YOUR TASK:
Retype the whole listing below, character for character.

--

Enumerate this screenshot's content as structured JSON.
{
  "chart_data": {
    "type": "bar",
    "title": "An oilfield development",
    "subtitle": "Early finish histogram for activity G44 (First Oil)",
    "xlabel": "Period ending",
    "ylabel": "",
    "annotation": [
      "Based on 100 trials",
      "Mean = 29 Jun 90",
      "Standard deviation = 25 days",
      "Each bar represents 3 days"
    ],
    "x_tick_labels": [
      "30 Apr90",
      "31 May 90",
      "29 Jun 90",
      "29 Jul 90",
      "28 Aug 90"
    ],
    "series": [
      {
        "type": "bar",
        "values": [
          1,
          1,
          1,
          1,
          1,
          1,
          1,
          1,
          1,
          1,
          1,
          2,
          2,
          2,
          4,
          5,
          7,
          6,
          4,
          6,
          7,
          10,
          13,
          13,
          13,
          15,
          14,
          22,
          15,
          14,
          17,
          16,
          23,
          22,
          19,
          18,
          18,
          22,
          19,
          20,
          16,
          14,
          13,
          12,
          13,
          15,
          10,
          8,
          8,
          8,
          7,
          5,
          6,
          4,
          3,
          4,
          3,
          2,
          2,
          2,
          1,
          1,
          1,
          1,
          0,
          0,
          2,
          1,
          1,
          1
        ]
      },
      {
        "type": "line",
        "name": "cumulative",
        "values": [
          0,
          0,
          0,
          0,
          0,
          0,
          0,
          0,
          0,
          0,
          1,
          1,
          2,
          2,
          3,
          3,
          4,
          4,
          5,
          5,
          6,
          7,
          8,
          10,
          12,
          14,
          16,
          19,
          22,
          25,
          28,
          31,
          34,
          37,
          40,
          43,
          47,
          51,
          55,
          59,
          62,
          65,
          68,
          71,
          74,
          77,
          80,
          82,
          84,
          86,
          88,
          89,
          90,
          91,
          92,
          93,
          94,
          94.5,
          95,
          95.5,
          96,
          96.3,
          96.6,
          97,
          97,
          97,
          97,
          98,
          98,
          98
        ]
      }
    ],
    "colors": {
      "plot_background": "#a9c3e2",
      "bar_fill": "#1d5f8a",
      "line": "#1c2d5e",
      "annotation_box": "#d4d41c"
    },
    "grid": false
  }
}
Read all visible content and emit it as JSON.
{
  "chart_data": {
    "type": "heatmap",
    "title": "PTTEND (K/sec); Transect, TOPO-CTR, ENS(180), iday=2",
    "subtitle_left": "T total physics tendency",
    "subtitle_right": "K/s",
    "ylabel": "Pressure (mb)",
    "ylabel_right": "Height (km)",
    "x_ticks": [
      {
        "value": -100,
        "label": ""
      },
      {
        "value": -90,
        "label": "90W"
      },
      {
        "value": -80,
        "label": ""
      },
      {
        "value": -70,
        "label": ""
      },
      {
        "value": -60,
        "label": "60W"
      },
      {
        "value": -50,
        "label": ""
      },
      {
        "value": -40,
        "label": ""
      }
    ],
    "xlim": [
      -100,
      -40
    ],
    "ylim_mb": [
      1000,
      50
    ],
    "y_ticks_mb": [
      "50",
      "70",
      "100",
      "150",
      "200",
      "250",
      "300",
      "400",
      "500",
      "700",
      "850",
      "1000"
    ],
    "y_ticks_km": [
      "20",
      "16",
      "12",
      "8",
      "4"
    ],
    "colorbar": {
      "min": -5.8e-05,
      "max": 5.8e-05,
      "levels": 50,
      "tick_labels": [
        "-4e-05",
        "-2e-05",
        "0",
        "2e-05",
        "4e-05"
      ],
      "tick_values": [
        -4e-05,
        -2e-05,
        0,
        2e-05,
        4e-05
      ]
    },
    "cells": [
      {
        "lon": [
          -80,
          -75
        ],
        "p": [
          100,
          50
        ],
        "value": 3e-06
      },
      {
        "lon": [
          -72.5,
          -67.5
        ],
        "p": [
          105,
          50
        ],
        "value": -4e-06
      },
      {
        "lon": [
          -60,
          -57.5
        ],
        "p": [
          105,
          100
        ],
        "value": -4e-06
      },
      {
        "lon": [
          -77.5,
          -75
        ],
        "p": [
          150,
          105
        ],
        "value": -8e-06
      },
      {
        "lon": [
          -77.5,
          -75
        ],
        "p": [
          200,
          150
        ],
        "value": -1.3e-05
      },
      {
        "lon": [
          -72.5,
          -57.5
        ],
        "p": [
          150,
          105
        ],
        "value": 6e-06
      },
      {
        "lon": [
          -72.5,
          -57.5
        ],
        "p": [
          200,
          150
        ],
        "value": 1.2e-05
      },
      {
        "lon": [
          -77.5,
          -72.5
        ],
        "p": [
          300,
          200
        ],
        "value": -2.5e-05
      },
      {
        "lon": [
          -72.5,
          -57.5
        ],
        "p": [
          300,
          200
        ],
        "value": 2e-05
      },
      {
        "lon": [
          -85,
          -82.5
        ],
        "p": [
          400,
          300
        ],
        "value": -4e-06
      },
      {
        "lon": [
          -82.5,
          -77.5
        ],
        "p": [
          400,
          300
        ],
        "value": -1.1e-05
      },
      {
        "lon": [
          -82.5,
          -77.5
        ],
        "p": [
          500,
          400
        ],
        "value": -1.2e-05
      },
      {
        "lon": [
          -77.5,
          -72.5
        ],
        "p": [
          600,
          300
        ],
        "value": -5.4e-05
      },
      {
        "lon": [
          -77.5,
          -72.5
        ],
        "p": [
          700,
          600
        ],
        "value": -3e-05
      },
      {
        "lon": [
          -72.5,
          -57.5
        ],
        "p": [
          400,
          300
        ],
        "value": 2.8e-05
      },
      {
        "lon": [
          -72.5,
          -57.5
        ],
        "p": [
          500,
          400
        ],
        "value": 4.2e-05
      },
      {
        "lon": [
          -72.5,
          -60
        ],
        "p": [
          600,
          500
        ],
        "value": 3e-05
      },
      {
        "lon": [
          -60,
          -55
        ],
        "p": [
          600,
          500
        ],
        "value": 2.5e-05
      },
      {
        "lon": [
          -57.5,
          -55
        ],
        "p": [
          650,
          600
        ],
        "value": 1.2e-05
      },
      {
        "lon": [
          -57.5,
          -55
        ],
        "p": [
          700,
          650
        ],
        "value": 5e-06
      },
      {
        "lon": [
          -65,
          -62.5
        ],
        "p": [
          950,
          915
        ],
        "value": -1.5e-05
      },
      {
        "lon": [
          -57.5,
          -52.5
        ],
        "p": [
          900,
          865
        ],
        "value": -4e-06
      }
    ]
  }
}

--

TASK RESPONSE:
Enumerate this screenshot's content as structured JSON.
{
  "chart_data": {
    "type": "bar",
    "title": "An oilfield development",
    "subtitle": "Early finish histogram for activity G44 (First Oil)",
    "xlabel": "Period ending",
    "ylabel": "",
    "annotation": [
      "Based on 100 trials",
      "Mean = 29 Jun 90",
      "Standard deviation = 25 days",
      "Each bar represents 3 days"
    ],
    "x_tick_labels": [
      "30 Apr90",
      "31 May 90",
      "29 Jun 90",
      "29 Jul 90",
      "28 Aug 90"
    ],
    "series": [
      {
        "type": "bar",
        "values": [
          1,
          1,
          1,
          1,
          1,
          1,
          1,
          1,
          1,
          1,
          1,
          2,
          2,
          2,
          4,
          5,
          7,
          6,
          4,
          6,
          7,
          10,
          13,
          13,
          13,
          15,
          14,
          22,
          15,
          14,
          17,
          16,
          23,
          22,
          19,
          18,
          18,
          22,
          19,
          20,
          16,
          14,
          13,
          12,
          13,
          15,
          10,
          8,
          8,
          8,
          7,
          5,
          6,
          4,
          3,
          4,
          3,
          2,
          2,
          2,
          1,
          1,
          1,
          1,
          0,
          0,
          2,
          1,
          1,
          1
        ]
      },
      {
        "type": "line",
        "name": "cumulative",
        "values": [
          0,
          0,
          0,
          0,
          0,
          0,
          0,
          0,
          0,
          0,
          1,
          1,
          2,
          2,
          3,
          3,
          4,
          4,
          5,
          5,
          6,
          7,
          8,
          10,
          12,
          14,
          16,
          19,
          22,
          25,
          28,
          31,
          34,
          37,
          40,
          43,
          47,
          51,
          55,
          59,
          62,
          65,
          68,
          71,
          74,
          77,
          80,
          82,
          84,
          86,
          88,
          89,
          90,
          91,
          92,
          93,
          94,
          94.5,
          95,
          95.5,
          96,
          96.3,
          96.6,
          97,
          97,
          97,
          97,
          98,
          98,
          98
        ]
      }
    ],
    "colors": {
      "plot_background": "#a9c3e2",
      "bar_fill": "#1d5f8a",
      "line": "#1c2d5e",
      "annotation_box": "#d4d41c"
    },
    "grid": false
  }
}
Read all visible content and emit it as JSON.
{
  "chart_data": {
    "type": "heatmap",
    "title": "PTTEND (K/sec); Transect, TOPO-CTR, ENS(180), iday=2",
    "subtitle_left": "T total physics tendency",
    "subtitle_right": "K/s",
    "ylabel": "Pressure (mb)",
    "ylabel_right": "Height (km)",
    "x_ticks": [
      {
        "value": -100,
        "label": ""
      },
      {
        "value": -90,
        "label": "90W"
      },
      {
        "value": -80,
        "label": ""
      },
      {
        "value": -70,
        "label": ""
      },
      {
        "value": -60,
        "label": "60W"
      },
      {
        "value": -50,
        "label": ""
      },
      {
        "value": -40,
        "label": ""
      }
    ],
    "xlim": [
      -100,
      -40
    ],
    "ylim_mb": [
      1000,
      50
    ],
    "y_ticks_mb": [
      "50",
      "70",
      "100",
      "150",
      "200",
      "250",
      "300",
      "400",
      "500",
      "700",
      "850",
      "1000"
    ],
    "y_ticks_km": [
      "20",
      "16",
      "12",
      "8",
      "4"
    ],
    "colorbar": {
      "min": -5.8e-05,
      "max": 5.8e-05,
      "levels": 50,
      "tick_labels": [
        "-4e-05",
        "-2e-05",
        "0",
        "2e-05",
        "4e-05"
      ],
      "tick_values": [
        -4e-05,
        -2e-05,
        0,
        2e-05,
        4e-05
      ]
    },
    "cells": [
      {
        "lon": [
          -80,
          -75
        ],
        "p": [
          100,
          50
        ],
        "value": 3e-06
      },
      {
        "lon": [
          -72.5,
          -67.5
        ],
        "p": [
          105,
          50
        ],
        "value": -4e-06
      },
      {
        "lon": [
          -60,
          -57.5
        ],
        "p": [
          105,
          100
        ],
        "value": -4e-06
      },
      {
        "lon": [
          -77.5,
          -75
        ],
        "p": [
          150,
          105
        ],
        "value": -8e-06
      },
      {
        "lon": [
          -77.5,
          -75
        ],
        "p": [
          200,
          150
        ],
        "value": -1.3e-05
      },
      {
        "lon": [
          -72.5,
          -57.5
        ],
        "p": [
          150,
          105
        ],
        "value": 6e-06
      },
      {
        "lon": [
          -72.5,
          -57.5
        ],
        "p": [
          200,
          150
        ],
        "value": 1.2e-05
      },
      {
        "lon": [
          -77.5,
          -72.5
        ],
        "p": [
          300,
          200
        ],
        "value": -2.5e-05
      },
      {
        "lon": [
          -72.5,
          -57.5
        ],
        "p": [
          300,
          200
        ],
        "value": 2e-05
      },
      {
        "lon": [
          -85,
          -82.5
        ],
        "p": [
          400,
          300
        ],
        "value": -4e-06
      },
      {
        "lon": [
          -82.5,
          -77.5
        ],
        "p": [
          400,
          300
        ],
        "value": -1.1e-05
      },
      {
        "lon": [
          -82.5,
          -77.5
        ],
        "p": [
          500,
          400
        ],
        "value": -1.2e-05
      },
      {
        "lon": [
          -77.5,
          -72.5
        ],
        "p": [
          600,
          300
        ],
        "value": -5.4e-05
      },
      {
        "lon": [
          -77.5,
          -72.5
        ],
        "p": [
          700,
          600
        ],
        "value": -3e-05
      },
      {
        "lon": [
          -72.5,
          -57.5
        ],
        "p": [
          400,
          300
        ],
        "value": 2.8e-05
      },
      {
        "lon": [
          -72.5,
          -57.5
        ],
        "p": [
          500,
          400
        ],
        "value": 4.2e-05
      },
      {
        "lon": [
          -72.5,
          -60
        ],
        "p": [
          600,
          500
        ],
        "value": 3e-05
      },
      {
        "lon": [
          -60,
          -55
        ],
        "p": [
          600,
          500
        ],
        "value": 2.5e-05
      },
      {
        "lon": [
          -57.5,
          -55
        ],
        "p": [
          650,
          600
        ],
        "value": 1.2e-05
      },
      {
        "lon": [
          -57.5,
          -55
        ],
        "p": [
          700,
          650
        ],
        "value": 5e-06
      },
      {
        "lon": [
          -65,
          -62.5
        ],
        "p": [
          950,
          915
        ],
        "value": -1.5e-05
      },
      {
        "lon": [
          -57.5,
          -52.5
        ],
        "p": [
          900,
          865
        ],
        "value": -4e-06
      }
    ]
  }
}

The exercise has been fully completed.